Task directions => Below are the records; reproduce all of them exactly but without any images.

Given entries =>
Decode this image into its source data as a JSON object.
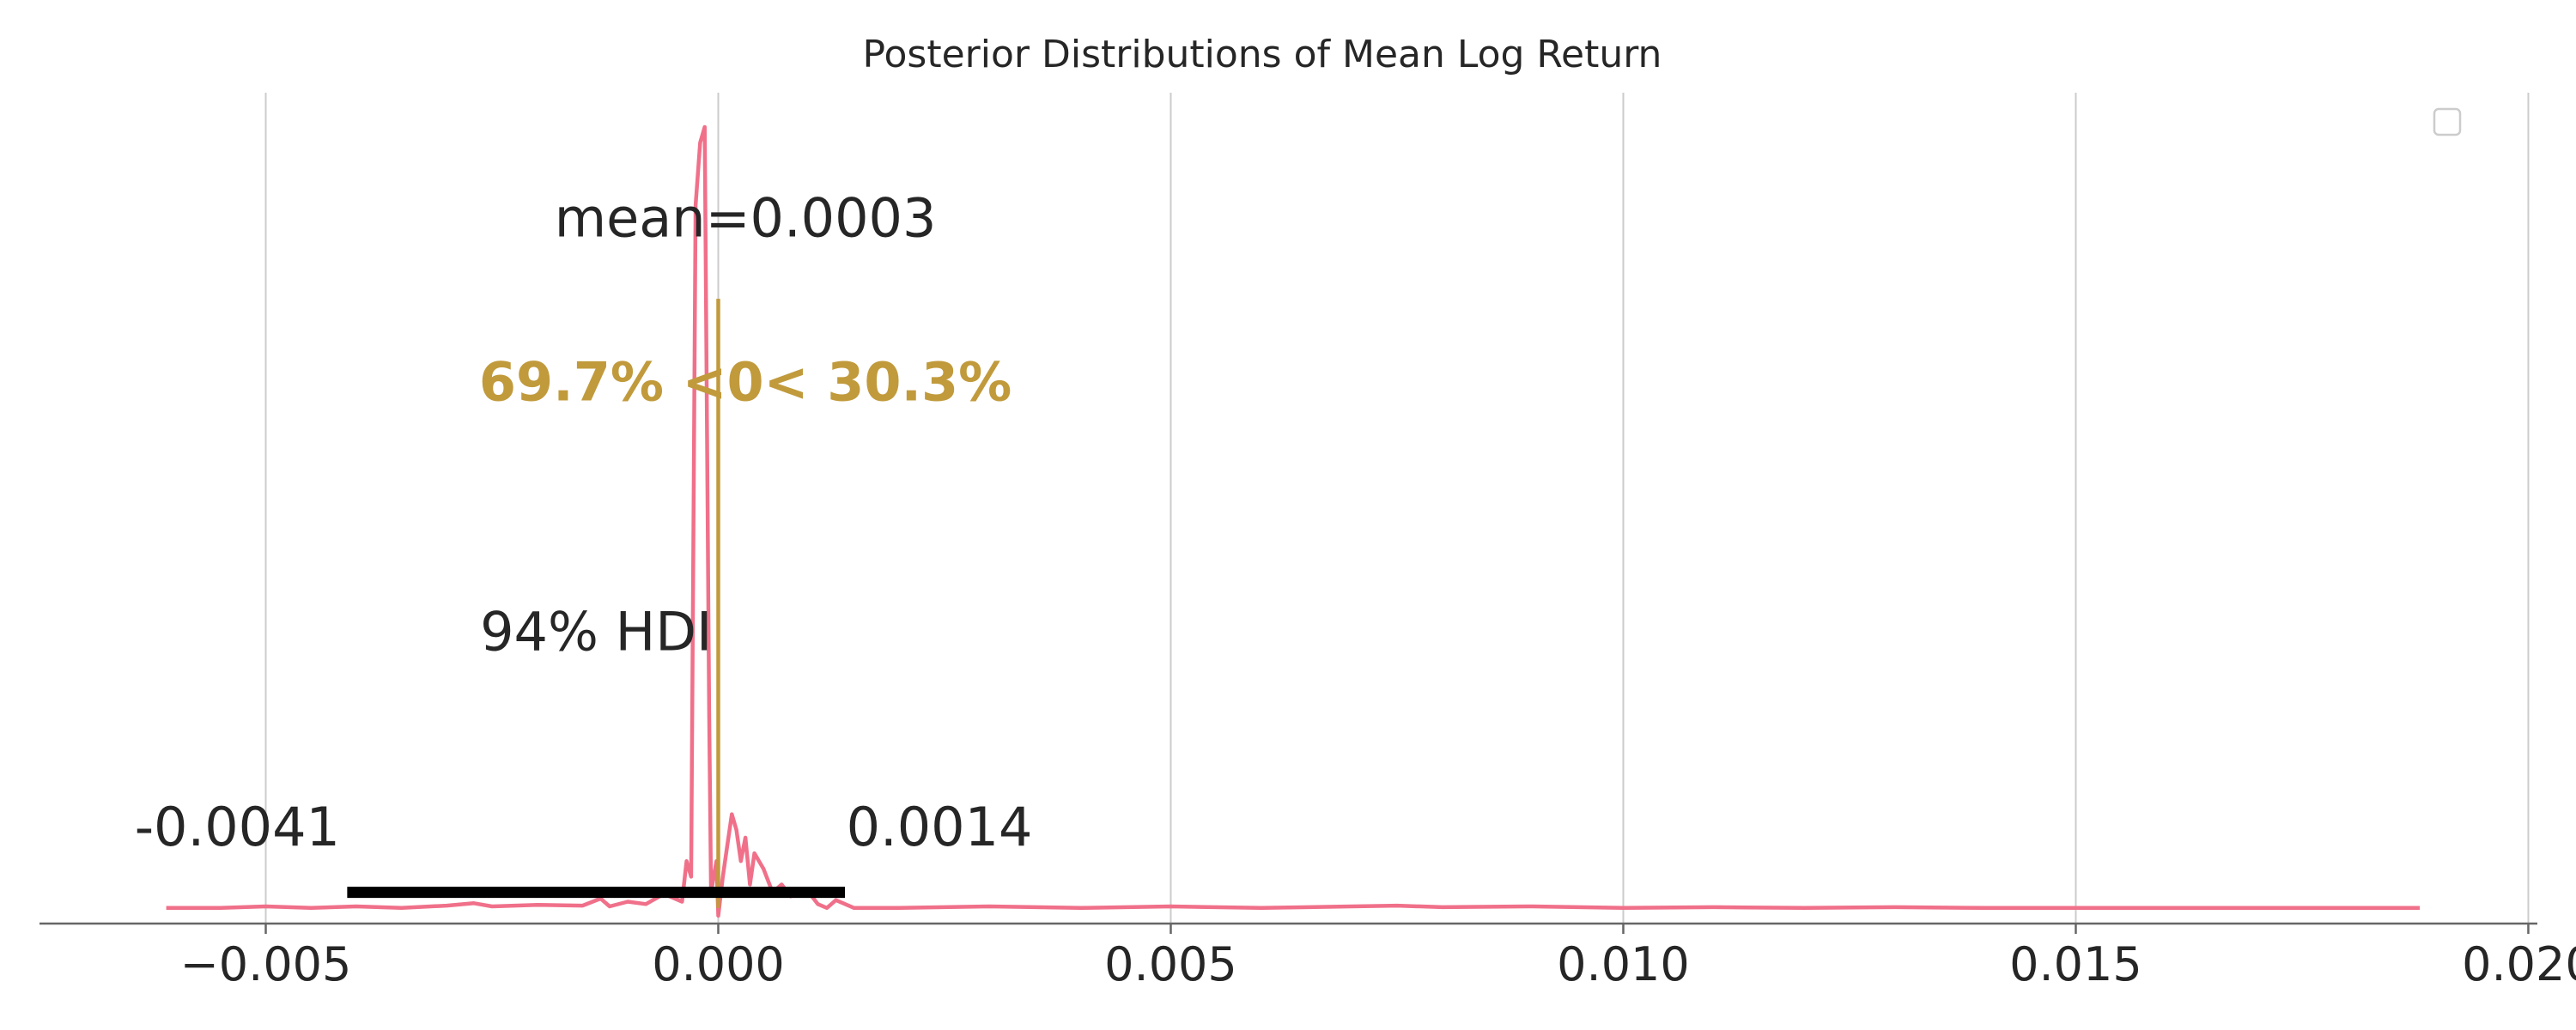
{
  "chart_data": {
    "type": "line",
    "title": "Posterior Distributions of Mean Log Return",
    "xlabel": "",
    "ylabel": "",
    "xlim": [
      -0.0075,
      0.0201
    ],
    "ylim": [
      -0.02,
      1.0
    ],
    "grid": "x-only",
    "legend": "top-right (empty)",
    "x_ticks": [
      -0.005,
      0.0,
      0.005,
      0.01,
      0.015,
      0.02
    ],
    "x_tick_labels": [
      "−0.005",
      "0.000",
      "0.005",
      "0.010",
      "0.015",
      "0.020"
    ],
    "series": [
      {
        "color": "#f0708a",
        "x": [
          -0.0061,
          -0.0055,
          -0.005,
          -0.0045,
          -0.004,
          -0.0035,
          -0.003,
          -0.0027,
          -0.0025,
          -0.002,
          -0.0015,
          -0.0013,
          -0.0012,
          -0.001,
          -0.0008,
          -0.0006,
          -0.0004,
          -0.00035,
          -0.0003,
          -0.00025,
          -0.0002,
          -0.00015,
          -0.0001,
          -8e-05,
          -5e-05,
          -2e-05,
          0.0,
          5e-05,
          0.0001,
          0.00015,
          0.0002,
          0.00025,
          0.0003,
          0.00035,
          0.0004,
          0.0005,
          0.0006,
          0.0007,
          0.0008,
          0.001,
          0.0011,
          0.0012,
          0.0013,
          0.0015,
          0.002,
          0.003,
          0.004,
          0.005,
          0.006,
          0.007,
          0.0075,
          0.008,
          0.009,
          0.01,
          0.011,
          0.012,
          0.013,
          0.014,
          0.015,
          0.016,
          0.017,
          0.018,
          0.0188
        ],
        "y": [
          0.0,
          0.0,
          0.002,
          0.0,
          0.002,
          0.0,
          0.003,
          0.006,
          0.002,
          0.004,
          0.003,
          0.012,
          0.002,
          0.008,
          0.005,
          0.018,
          0.008,
          0.06,
          0.04,
          0.9,
          0.98,
          1.0,
          0.25,
          0.02,
          0.04,
          0.06,
          -0.01,
          0.04,
          0.08,
          0.12,
          0.1,
          0.06,
          0.09,
          0.03,
          0.07,
          0.05,
          0.02,
          0.03,
          0.015,
          0.02,
          0.005,
          0.0,
          0.01,
          0.0,
          0.0,
          0.002,
          0.0,
          0.002,
          0.0,
          0.002,
          0.003,
          0.001,
          0.002,
          0.0,
          0.001,
          0.0,
          0.001,
          0.0,
          0.0,
          0.0,
          0.0,
          0.0,
          0.0
        ]
      }
    ],
    "hdi": {
      "label": "94% HDI",
      "low": -0.0041,
      "high": 0.0014,
      "low_label": "-0.0041",
      "high_label": "0.0014",
      "color": "#000000"
    },
    "point_estimate": {
      "label": "mean=0.0003"
    },
    "reference": {
      "value": 0.0,
      "label": "69.7% <0< 30.3%",
      "color": "#c19a3c",
      "line_top": 0.78
    }
  }
}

Complete answer =>
Decode this image into its source data as a JSON object.
{
  "chart_data": {
    "type": "line",
    "title": "Posterior Distributions of Mean Log Return",
    "xlabel": "",
    "ylabel": "",
    "xlim": [
      -0.0075,
      0.0201
    ],
    "ylim": [
      -0.02,
      1.0
    ],
    "grid": "x-only",
    "legend": "top-right (empty)",
    "x_ticks": [
      -0.005,
      0.0,
      0.005,
      0.01,
      0.015,
      0.02
    ],
    "x_tick_labels": [
      "−0.005",
      "0.000",
      "0.005",
      "0.010",
      "0.015",
      "0.020"
    ],
    "series": [
      {
        "color": "#f0708a",
        "x": [
          -0.0061,
          -0.0055,
          -0.005,
          -0.0045,
          -0.004,
          -0.0035,
          -0.003,
          -0.0027,
          -0.0025,
          -0.002,
          -0.0015,
          -0.0013,
          -0.0012,
          -0.001,
          -0.0008,
          -0.0006,
          -0.0004,
          -0.00035,
          -0.0003,
          -0.00025,
          -0.0002,
          -0.00015,
          -0.0001,
          -8e-05,
          -5e-05,
          -2e-05,
          0.0,
          5e-05,
          0.0001,
          0.00015,
          0.0002,
          0.00025,
          0.0003,
          0.00035,
          0.0004,
          0.0005,
          0.0006,
          0.0007,
          0.0008,
          0.001,
          0.0011,
          0.0012,
          0.0013,
          0.0015,
          0.002,
          0.003,
          0.004,
          0.005,
          0.006,
          0.007,
          0.0075,
          0.008,
          0.009,
          0.01,
          0.011,
          0.012,
          0.013,
          0.014,
          0.015,
          0.016,
          0.017,
          0.018,
          0.0188
        ],
        "y": [
          0.0,
          0.0,
          0.002,
          0.0,
          0.002,
          0.0,
          0.003,
          0.006,
          0.002,
          0.004,
          0.003,
          0.012,
          0.002,
          0.008,
          0.005,
          0.018,
          0.008,
          0.06,
          0.04,
          0.9,
          0.98,
          1.0,
          0.25,
          0.02,
          0.04,
          0.06,
          -0.01,
          0.04,
          0.08,
          0.12,
          0.1,
          0.06,
          0.09,
          0.03,
          0.07,
          0.05,
          0.02,
          0.03,
          0.015,
          0.02,
          0.005,
          0.0,
          0.01,
          0.0,
          0.0,
          0.002,
          0.0,
          0.002,
          0.0,
          0.002,
          0.003,
          0.001,
          0.002,
          0.0,
          0.001,
          0.0,
          0.001,
          0.0,
          0.0,
          0.0,
          0.0,
          0.0,
          0.0
        ]
      }
    ],
    "hdi": {
      "label": "94% HDI",
      "low": -0.0041,
      "high": 0.0014,
      "low_label": "-0.0041",
      "high_label": "0.0014",
      "color": "#000000"
    },
    "point_estimate": {
      "label": "mean=0.0003"
    },
    "reference": {
      "value": 0.0,
      "label": "69.7% <0< 30.3%",
      "color": "#c19a3c",
      "line_top": 0.78
    }
  }
}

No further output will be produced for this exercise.